Gather every line below where "그러므로" appears.

[start]

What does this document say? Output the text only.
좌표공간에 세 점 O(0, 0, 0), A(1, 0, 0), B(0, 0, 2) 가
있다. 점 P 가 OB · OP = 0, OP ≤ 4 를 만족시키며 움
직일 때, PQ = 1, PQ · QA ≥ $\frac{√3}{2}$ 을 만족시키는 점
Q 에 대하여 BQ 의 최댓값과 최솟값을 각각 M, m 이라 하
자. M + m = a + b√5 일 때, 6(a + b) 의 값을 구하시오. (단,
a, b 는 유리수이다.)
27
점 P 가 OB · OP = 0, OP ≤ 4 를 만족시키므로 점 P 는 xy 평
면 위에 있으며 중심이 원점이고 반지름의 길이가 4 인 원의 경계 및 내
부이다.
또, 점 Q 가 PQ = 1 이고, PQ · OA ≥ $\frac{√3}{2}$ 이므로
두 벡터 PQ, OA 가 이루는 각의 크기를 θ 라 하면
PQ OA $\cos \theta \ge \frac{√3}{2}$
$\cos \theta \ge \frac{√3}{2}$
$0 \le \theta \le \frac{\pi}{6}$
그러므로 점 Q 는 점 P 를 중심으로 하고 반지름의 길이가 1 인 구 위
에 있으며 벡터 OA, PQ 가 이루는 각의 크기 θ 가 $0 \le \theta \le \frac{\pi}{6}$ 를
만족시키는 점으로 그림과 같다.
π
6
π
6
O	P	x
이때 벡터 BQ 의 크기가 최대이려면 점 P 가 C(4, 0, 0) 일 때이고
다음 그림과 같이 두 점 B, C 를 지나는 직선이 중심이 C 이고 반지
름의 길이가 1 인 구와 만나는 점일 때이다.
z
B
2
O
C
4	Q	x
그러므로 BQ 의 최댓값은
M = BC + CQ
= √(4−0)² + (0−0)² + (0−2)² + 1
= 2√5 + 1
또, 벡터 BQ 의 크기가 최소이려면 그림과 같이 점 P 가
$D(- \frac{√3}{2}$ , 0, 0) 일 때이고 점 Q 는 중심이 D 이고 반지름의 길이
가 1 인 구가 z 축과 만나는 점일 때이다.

[end]

_THE SOLUTION_
그러므로 점 Q 는 점 P 를 중심으로 하고 반지름의 길이가 1 인 구 위
그러므로 BQ 의 최댓값은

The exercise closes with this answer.